• Given problem: Copy out every record below with complete accuracy.

Lines of data:
** START **
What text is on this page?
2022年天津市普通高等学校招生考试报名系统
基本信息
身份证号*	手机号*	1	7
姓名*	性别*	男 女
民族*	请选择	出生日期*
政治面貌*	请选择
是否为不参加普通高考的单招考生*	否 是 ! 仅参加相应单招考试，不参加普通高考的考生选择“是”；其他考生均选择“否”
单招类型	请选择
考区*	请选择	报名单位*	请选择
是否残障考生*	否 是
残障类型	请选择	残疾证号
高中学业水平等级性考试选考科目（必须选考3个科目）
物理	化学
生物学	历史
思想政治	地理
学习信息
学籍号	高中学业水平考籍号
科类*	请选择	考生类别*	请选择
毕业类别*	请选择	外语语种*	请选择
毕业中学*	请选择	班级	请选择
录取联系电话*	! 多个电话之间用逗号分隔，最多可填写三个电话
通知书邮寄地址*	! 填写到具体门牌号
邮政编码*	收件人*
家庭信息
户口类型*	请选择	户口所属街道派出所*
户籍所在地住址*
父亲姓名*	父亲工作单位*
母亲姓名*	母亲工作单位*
** END **
• Response to this exercise:
What text is on this page?
2022年天津市普通高等学校招生考试报名系统
基本信息
身份证号*	手机号*	1	7
姓名*	性别*	男 女
民族*	请选择	出生日期*
政治面貌*	请选择
是否为不参加普通高考的单招考生*	否 是 ! 仅参加相应单招考试，不参加普通高考的考生选择“是”；其他考生均选择“否”
单招类型	请选择
考区*	请选择	报名单位*	请选择
是否残障考生*	否 是
残障类型	请选择	残疾证号
高中学业水平等级性考试选考科目（必须选考3个科目）
物理	化学
生物学	历史
思想政治	地理
学习信息
学籍号	高中学业水平考籍号
科类*	请选择	考生类别*	请选择
毕业类别*	请选择	外语语种*	请选择
毕业中学*	请选择	班级	请选择
录取联系电话*	! 多个电话之间用逗号分隔，最多可填写三个电话
通知书邮寄地址*	! 填写到具体门牌号
邮政编码*	收件人*
家庭信息
户口类型*	请选择	户口所属街道派出所*
户籍所在地住址*
父亲姓名*	父亲工作单位*
母亲姓名*	母亲工作单位*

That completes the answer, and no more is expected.